THE REQUEST -
For each line below that includes the word "value", make a copy.

** START OF DATASET RECORDS **

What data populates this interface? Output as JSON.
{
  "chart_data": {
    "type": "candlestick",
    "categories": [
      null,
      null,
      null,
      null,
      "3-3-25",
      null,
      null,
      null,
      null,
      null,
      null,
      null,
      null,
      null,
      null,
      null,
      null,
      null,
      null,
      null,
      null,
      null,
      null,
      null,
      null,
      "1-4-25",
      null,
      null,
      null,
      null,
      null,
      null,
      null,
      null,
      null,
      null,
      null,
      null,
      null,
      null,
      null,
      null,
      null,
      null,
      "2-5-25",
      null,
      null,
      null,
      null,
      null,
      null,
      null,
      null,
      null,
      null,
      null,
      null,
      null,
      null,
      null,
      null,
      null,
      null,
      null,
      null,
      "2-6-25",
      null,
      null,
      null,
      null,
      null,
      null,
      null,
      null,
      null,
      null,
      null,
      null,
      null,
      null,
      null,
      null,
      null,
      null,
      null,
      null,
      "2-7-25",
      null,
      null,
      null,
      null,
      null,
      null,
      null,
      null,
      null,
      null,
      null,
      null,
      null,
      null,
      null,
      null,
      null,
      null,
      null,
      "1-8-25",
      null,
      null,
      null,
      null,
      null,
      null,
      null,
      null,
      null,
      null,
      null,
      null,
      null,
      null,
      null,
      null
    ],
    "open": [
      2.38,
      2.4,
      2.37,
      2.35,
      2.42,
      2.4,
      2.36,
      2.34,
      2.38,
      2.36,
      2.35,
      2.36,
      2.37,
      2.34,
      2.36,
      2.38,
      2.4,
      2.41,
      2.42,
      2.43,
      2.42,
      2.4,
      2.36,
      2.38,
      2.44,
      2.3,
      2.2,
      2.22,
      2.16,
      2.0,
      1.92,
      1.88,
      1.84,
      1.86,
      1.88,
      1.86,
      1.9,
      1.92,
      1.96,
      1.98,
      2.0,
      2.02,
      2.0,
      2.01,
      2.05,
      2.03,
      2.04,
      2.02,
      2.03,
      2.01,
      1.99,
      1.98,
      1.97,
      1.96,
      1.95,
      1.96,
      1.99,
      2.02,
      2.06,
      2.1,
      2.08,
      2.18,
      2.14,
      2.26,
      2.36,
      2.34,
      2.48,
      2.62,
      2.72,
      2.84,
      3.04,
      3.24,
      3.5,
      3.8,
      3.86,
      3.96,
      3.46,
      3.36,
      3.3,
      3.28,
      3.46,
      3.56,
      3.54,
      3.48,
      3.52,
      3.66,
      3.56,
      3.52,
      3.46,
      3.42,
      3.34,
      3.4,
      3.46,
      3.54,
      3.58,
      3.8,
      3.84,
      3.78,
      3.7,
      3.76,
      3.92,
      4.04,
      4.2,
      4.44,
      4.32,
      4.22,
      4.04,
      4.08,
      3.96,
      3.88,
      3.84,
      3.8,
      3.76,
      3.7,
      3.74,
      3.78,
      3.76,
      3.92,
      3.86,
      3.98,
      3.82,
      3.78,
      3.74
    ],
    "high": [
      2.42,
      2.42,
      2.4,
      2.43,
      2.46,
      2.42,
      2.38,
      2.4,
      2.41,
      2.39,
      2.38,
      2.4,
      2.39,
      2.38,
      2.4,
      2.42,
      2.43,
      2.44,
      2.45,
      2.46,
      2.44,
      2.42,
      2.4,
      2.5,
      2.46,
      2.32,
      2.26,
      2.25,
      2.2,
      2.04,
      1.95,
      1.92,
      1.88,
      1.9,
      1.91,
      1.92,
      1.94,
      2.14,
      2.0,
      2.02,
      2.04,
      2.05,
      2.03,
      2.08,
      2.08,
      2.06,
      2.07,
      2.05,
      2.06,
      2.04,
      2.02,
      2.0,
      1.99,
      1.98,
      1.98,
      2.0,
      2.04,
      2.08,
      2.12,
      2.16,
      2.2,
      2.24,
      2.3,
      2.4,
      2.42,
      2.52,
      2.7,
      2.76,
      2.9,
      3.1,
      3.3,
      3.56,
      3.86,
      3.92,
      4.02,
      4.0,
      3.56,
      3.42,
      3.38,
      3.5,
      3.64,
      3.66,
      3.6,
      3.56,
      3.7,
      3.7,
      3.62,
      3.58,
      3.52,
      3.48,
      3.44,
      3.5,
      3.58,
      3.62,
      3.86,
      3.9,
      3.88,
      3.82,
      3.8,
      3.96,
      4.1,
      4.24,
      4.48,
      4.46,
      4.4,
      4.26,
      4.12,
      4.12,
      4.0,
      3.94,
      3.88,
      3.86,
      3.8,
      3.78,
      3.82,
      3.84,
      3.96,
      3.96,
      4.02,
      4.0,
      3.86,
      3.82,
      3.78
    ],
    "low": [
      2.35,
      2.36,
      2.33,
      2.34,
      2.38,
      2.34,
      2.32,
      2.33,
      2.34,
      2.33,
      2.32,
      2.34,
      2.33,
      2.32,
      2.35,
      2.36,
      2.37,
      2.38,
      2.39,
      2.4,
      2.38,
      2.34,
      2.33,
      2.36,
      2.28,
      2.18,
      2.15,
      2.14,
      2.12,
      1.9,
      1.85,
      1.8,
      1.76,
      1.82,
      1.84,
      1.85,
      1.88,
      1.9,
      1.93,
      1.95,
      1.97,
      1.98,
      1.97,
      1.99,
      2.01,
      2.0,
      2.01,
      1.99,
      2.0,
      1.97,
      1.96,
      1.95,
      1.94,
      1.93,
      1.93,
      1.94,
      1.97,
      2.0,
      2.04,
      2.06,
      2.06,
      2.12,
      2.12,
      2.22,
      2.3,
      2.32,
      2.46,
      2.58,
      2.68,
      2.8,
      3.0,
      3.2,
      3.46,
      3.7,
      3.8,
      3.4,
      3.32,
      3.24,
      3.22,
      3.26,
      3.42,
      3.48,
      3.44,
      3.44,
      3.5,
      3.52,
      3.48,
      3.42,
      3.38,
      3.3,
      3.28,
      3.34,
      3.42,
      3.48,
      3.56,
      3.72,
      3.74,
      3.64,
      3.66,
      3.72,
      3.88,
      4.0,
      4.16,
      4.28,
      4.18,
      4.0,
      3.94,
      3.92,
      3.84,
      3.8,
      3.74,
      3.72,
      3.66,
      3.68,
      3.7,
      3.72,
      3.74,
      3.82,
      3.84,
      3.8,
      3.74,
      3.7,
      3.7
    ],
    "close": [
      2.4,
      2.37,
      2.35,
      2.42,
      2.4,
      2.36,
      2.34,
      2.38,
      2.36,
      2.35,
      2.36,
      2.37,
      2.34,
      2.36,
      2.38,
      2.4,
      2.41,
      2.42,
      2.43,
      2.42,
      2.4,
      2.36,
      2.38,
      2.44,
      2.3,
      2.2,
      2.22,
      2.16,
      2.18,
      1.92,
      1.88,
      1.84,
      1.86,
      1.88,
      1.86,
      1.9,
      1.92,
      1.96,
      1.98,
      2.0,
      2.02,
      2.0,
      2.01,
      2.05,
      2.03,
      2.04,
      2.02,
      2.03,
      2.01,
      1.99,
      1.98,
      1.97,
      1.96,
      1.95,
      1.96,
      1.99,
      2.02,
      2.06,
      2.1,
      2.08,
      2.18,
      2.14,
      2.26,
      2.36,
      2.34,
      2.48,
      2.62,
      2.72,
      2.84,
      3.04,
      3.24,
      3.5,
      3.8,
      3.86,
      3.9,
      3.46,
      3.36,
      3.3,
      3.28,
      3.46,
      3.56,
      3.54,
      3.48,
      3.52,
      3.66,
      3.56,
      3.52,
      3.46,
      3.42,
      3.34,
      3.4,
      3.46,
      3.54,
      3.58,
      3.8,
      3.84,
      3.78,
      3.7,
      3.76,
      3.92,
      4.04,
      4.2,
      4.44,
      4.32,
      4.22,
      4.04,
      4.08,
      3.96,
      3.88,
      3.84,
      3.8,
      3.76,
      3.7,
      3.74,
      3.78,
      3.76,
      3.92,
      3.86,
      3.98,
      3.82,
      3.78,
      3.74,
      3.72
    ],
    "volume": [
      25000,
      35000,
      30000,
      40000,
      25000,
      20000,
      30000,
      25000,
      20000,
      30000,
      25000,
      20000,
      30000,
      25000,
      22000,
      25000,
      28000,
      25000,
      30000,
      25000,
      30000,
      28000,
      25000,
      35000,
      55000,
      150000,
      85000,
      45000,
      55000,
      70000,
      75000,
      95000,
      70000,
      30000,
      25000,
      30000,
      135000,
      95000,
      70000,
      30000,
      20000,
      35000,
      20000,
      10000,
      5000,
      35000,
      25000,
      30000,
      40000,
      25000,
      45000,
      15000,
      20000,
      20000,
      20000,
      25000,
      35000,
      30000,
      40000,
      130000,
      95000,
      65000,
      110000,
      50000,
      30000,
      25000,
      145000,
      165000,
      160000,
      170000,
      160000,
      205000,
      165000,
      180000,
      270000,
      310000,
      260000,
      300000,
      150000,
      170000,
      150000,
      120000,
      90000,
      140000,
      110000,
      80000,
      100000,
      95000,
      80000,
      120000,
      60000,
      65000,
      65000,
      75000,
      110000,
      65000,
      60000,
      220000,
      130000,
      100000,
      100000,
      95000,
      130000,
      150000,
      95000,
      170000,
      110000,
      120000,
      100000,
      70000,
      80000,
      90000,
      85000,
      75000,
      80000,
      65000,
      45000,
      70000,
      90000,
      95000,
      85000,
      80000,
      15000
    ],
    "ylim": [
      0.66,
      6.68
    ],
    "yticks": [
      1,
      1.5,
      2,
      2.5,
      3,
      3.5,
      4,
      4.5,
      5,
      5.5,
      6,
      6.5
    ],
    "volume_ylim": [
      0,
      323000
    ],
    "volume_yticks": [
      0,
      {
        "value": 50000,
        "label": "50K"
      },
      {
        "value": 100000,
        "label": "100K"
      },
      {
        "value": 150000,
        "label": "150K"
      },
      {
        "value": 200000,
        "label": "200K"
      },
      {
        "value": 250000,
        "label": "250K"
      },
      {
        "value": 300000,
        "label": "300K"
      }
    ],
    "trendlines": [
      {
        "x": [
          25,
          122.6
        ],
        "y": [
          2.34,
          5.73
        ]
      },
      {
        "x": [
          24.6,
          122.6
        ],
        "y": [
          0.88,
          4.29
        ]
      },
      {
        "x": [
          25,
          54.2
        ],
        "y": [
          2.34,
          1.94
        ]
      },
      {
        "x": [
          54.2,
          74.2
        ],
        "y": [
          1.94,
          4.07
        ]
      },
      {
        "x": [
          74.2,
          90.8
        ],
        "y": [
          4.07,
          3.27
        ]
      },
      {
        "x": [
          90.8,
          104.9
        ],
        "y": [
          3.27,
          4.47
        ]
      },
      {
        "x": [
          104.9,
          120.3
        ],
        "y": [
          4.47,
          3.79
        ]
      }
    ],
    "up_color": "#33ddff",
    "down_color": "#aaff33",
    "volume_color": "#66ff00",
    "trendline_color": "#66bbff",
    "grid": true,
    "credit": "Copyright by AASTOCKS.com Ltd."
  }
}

** END OF DATASET RECORDS **

RESPONSE -
        "value": 50000,
        "value": 100000,
        "value": 150000,
        "value": 200000,
        "value": 250000,
        "value": 300000,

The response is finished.